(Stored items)
○ ○ ○ ○
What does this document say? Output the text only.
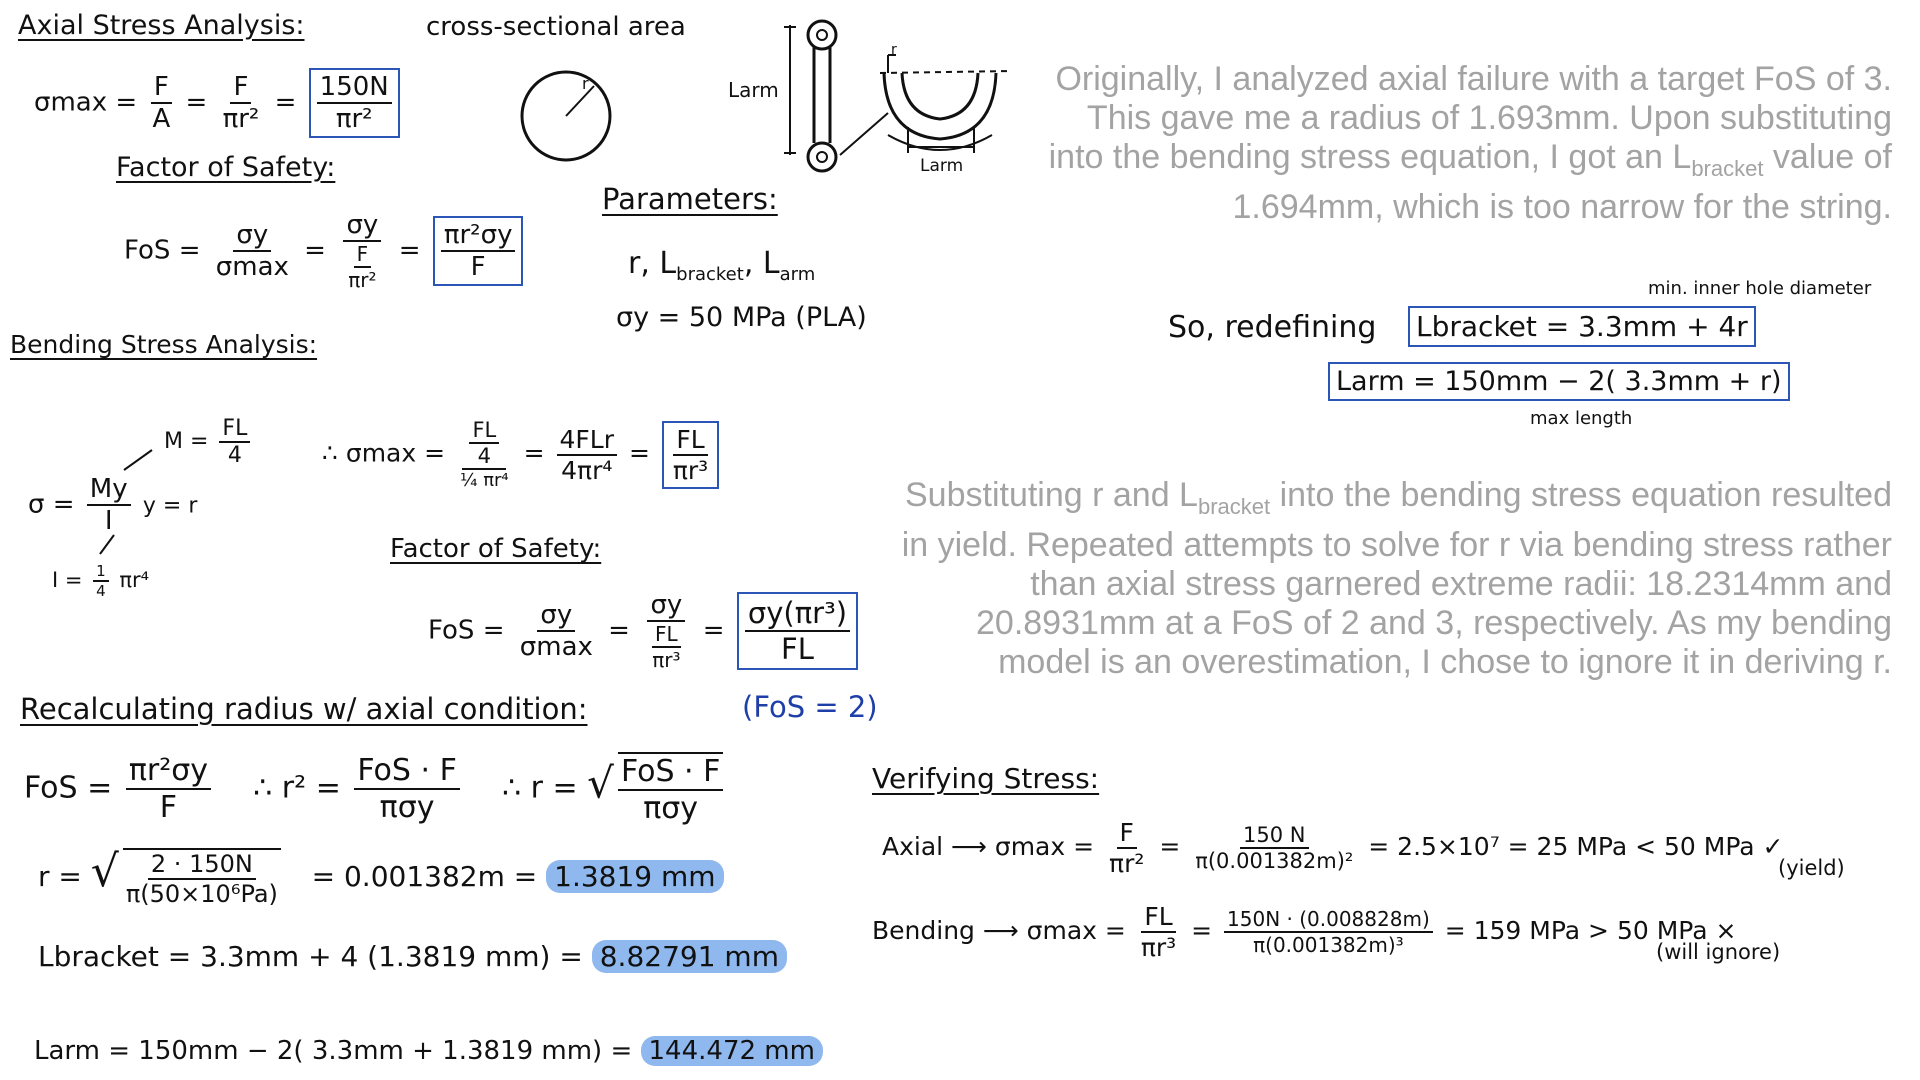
Axial Stress Analysis:
$\sigma\max = \frac{F}{A} = \frac{F}{\text{πr²}} = \frac{150N}{\text{πr²}}$
cross-sectional area
r	Larm
Larm
r
Factor of Safety:
FoS = $\frac{\sigma y}{\sigma\max} = \frac{\sigma y}{\frac{F}{\text{πr²}}} = \frac{\text{πr²σy}}{F}$
Parameters:
r, $L_{bracket}$, $L_{arm}$
σy = 50 MPa (PLA)
Bending Stress Analysis:
$M = \frac{FL}{4}$
$\sigma = \frac{My}{I}$ y = r
$I = \frac{1}{4} \pi r^4$
∴ $\sigma\max = \frac{\frac{FL}{4}}{\text{¼ πr⁴}} = \frac{\text{4FLr}}{\text{4πr⁴}} = \frac{FL}{\text{πr³}}$
Factor of Safety:
FoS = $\frac{\sigma y}{\sigma\max} = \frac{\sigma y}{\frac{FL}{\text{πr³}}} = \frac{\text{σy(πr³)}}{FL}$
Recalculating radius w/ axial condition:	(FoS = 2)
FoS = $\frac{\text{πr²σy}}{F}$ ∴ $r^2 = \frac{\text{FoS · F}}{\text{πσy}}$ ∴ r = √ $\frac{\text{FoS · F}}{\text{πσy}}$
r = √ $\frac{2 \cdot 150N}{\text{π(50×10⁶Pa)}} = 0.001382m = 1.3819$ mm
Lbracket = 3.3mm + 4 (1.3819 mm) = 8.82791 mm
Larm = 150mm − 2( 3.3mm + 1.3819 mm) = 144.472 mm
Originally, I analyzed axial failure with a target FoS of 3.
This gave me a radius of 1.693mm. Upon substituting
into the bending stress equation, I got an $L_{bracket}$ value of
1.694mm, which is too narrow for the string.
Substituting r and $L_{bracket}$ into the bending stress equation resulted
in yield. Repeated attempts to solve for r via bending stress rather
than axial stress garnered extreme radii: 18.2314mm and
20.8931mm at a FoS of 2 and 3, respectively. As my bending
model is an overestimation, I chose to ignore it in deriving r.
min. inner hole diameter
So, redefining Lbracket = 3.3mm + 4r
Larm = 150mm − 2( 3.3mm + r)
max length
Verifying Stress:
Axial ⟶ $\sigma\max = \frac{F}{\text{πr²}} = \frac{150 N}{\text{π(0.001382m)²}} = 2.5\times 10^7 = 25$ MPa < 50 MPa ✓
(yield)
Bending ⟶ $\sigma\max = \frac{FL}{\text{πr³}} = \frac{150N \cdot (0.008828m)}{\text{π(0.001382m)³}} = 159$ MPa > 50 MPa ×
(will ignore)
○ ○ ○ ○
EXERCISE REQUIREMENTS
Pull out each line holding the string "sigma".

TASK RESULT
$\sigma\max = \frac{F}{A} = \frac{F}{\text{πr²}} = \frac{150N}{\text{πr²}}$
FoS = $\frac{\sigma y}{\sigma\max} = \frac{\sigma y}{\frac{F}{\text{πr²}}} = \frac{\text{πr²σy}}{F}$
$\sigma = \frac{My}{I}$ y = r
∴ $\sigma\max = \frac{\frac{FL}{4}}{\text{¼ πr⁴}} = \frac{\text{4FLr}}{\text{4πr⁴}} = \frac{FL}{\text{πr³}}$
FoS = $\frac{\sigma y}{\sigma\max} = \frac{\sigma y}{\frac{FL}{\text{πr³}}} = \frac{\text{σy(πr³)}}{FL}$
Axial ⟶ $\sigma\max = \frac{F}{\text{πr²}} = \frac{150 N}{\text{π(0.001382m)²}} = 2.5\times 10^7 = 25$ MPa < 50 MPa ✓
Bending ⟶ $\sigma\max = \frac{FL}{\text{πr³}} = \frac{150N \cdot (0.008828m)}{\text{π(0.001382m)³}} = 159$ MPa > 50 MPa ×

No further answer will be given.